Whenever a line below holds the word "true", copy that line.
START Data supplied
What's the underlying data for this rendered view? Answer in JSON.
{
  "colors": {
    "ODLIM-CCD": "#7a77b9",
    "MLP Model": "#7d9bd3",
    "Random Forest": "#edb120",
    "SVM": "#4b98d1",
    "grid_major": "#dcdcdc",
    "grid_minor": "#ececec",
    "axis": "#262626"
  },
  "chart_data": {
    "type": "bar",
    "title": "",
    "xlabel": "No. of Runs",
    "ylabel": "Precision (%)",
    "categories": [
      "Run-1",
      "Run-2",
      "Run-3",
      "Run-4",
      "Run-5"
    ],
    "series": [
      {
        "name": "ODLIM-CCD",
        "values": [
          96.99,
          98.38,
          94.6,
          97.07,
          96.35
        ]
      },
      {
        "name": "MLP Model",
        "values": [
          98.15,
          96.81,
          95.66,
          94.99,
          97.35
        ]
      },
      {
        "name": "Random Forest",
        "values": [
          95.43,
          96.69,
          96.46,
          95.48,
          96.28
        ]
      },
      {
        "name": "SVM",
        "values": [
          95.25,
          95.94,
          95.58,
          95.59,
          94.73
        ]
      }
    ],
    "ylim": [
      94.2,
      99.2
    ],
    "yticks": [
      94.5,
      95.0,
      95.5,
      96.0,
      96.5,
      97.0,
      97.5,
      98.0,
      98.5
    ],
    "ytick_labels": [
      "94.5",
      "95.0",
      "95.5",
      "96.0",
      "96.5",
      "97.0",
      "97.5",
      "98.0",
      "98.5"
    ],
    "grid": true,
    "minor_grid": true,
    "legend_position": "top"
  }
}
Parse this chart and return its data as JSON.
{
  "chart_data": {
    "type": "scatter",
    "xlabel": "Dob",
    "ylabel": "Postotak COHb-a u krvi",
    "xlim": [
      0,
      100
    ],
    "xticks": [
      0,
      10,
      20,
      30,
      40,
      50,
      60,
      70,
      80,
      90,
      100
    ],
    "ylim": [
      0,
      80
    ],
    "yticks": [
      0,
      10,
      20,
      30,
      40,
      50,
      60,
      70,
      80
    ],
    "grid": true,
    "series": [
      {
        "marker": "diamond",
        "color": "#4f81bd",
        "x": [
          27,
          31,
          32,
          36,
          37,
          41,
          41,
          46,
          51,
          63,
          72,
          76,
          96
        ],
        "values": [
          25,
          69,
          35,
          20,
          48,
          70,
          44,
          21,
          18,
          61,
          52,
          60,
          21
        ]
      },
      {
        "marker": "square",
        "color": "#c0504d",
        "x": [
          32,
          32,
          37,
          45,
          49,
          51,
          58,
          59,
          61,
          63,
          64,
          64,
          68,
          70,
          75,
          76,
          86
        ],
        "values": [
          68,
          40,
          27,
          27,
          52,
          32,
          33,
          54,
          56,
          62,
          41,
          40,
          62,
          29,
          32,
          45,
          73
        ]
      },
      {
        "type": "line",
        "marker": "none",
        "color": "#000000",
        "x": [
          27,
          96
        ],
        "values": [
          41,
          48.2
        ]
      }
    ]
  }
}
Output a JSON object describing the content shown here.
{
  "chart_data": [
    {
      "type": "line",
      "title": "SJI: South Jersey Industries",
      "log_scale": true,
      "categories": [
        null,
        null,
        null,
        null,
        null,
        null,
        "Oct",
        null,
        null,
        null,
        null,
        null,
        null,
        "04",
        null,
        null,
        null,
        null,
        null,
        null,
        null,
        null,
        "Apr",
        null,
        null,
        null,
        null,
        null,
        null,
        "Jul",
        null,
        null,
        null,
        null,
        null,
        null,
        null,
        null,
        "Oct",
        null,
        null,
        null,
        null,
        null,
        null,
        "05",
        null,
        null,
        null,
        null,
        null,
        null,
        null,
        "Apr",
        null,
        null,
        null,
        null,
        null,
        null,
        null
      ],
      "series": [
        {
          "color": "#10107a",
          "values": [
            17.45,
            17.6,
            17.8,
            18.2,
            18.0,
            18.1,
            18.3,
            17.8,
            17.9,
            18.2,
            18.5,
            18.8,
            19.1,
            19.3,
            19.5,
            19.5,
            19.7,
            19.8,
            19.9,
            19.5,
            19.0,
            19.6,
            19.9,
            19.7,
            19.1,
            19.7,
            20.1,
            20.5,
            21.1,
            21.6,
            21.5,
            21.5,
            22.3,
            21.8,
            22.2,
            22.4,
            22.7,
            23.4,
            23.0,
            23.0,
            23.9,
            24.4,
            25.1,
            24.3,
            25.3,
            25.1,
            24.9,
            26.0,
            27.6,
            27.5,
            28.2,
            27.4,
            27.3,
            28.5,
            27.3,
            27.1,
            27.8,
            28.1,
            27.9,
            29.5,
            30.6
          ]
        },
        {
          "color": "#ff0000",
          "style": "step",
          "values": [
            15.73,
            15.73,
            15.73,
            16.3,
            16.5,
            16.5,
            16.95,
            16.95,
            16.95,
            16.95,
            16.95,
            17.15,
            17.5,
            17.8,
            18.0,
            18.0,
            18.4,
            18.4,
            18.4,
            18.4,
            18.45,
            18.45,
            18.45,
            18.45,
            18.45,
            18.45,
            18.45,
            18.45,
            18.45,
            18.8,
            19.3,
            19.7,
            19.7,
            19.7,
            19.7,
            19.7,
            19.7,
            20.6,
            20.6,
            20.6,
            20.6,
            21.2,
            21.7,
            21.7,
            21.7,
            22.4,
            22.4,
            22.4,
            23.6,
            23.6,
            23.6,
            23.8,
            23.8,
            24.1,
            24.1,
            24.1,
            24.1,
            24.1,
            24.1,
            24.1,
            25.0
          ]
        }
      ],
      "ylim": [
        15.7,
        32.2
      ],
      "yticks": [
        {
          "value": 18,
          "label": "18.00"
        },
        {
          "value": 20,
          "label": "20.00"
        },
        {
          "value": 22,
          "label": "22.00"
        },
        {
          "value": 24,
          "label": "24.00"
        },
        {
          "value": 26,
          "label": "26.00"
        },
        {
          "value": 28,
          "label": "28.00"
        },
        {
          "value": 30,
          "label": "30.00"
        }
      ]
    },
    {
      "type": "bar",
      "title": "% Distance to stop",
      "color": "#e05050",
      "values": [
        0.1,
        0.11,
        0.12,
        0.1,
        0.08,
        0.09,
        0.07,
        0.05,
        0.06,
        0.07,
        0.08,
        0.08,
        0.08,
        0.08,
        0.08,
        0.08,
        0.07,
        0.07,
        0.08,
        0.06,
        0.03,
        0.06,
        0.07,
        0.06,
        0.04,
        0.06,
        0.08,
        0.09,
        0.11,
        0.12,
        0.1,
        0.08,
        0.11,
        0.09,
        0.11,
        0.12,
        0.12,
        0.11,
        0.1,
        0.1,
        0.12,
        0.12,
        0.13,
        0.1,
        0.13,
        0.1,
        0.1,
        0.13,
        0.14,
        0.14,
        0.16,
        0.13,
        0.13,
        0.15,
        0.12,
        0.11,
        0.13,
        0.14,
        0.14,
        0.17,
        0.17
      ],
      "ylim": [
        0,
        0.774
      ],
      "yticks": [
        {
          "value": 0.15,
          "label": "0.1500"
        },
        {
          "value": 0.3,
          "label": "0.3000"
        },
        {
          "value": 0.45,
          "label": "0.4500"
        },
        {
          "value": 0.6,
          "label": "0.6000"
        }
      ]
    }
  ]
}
END Data supplied
§ **Full answer**:
    "grid": true,
    "minor_grid": true,
    "grid": true,
      "log_scale": true,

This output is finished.